Requirement
Omit every image, and transcribe the remaining entries exactly as given.

Records
----------
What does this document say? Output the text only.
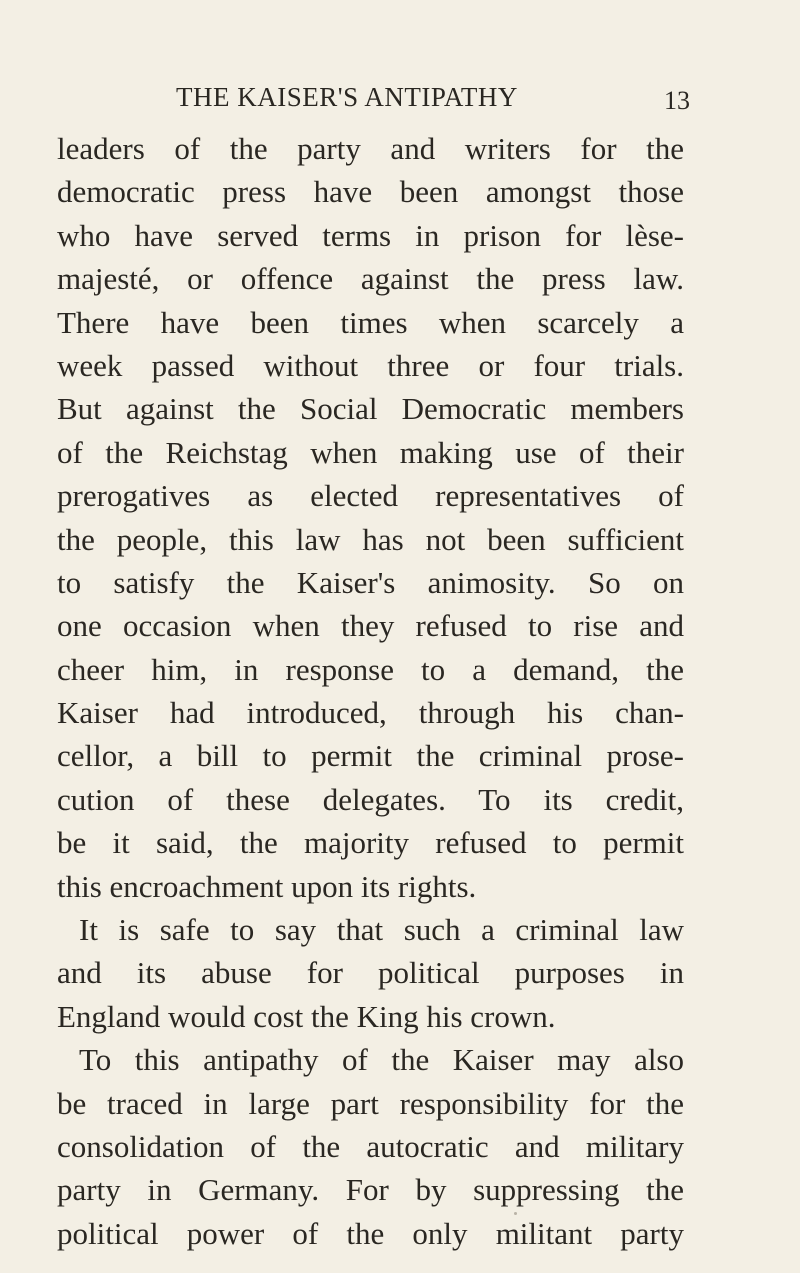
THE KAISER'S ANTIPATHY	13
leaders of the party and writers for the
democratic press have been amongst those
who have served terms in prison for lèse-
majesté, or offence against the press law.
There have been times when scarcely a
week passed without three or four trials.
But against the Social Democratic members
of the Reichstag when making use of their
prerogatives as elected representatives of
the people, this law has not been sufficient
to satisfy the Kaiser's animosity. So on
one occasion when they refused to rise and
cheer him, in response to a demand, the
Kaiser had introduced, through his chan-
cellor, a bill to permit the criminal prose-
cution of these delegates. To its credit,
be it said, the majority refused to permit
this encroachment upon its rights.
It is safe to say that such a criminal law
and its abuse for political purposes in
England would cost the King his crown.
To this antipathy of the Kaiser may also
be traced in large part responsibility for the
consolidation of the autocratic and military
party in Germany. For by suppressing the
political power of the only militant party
----------
Correct answer
What does this document say? Output the text only.
THE KAISER'S ANTIPATHY	13
leaders of the party and writers for the
democratic press have been amongst those
who have served terms in prison for lèse-
majesté, or offence against the press law.
There have been times when scarcely a
week passed without three or four trials.
But against the Social Democratic members
of the Reichstag when making use of their
prerogatives as elected representatives of
the people, this law has not been sufficient
to satisfy the Kaiser's animosity. So on
one occasion when they refused to rise and
cheer him, in response to a demand, the
Kaiser had introduced, through his chan-
cellor, a bill to permit the criminal prose-
cution of these delegates. To its credit,
be it said, the majority refused to permit
this encroachment upon its rights.
It is safe to say that such a criminal law
and its abuse for political purposes in
England would cost the King his crown.
To this antipathy of the Kaiser may also
be traced in large part responsibility for the
consolidation of the autocratic and military
party in Germany. For by suppressing the
political power of the only militant party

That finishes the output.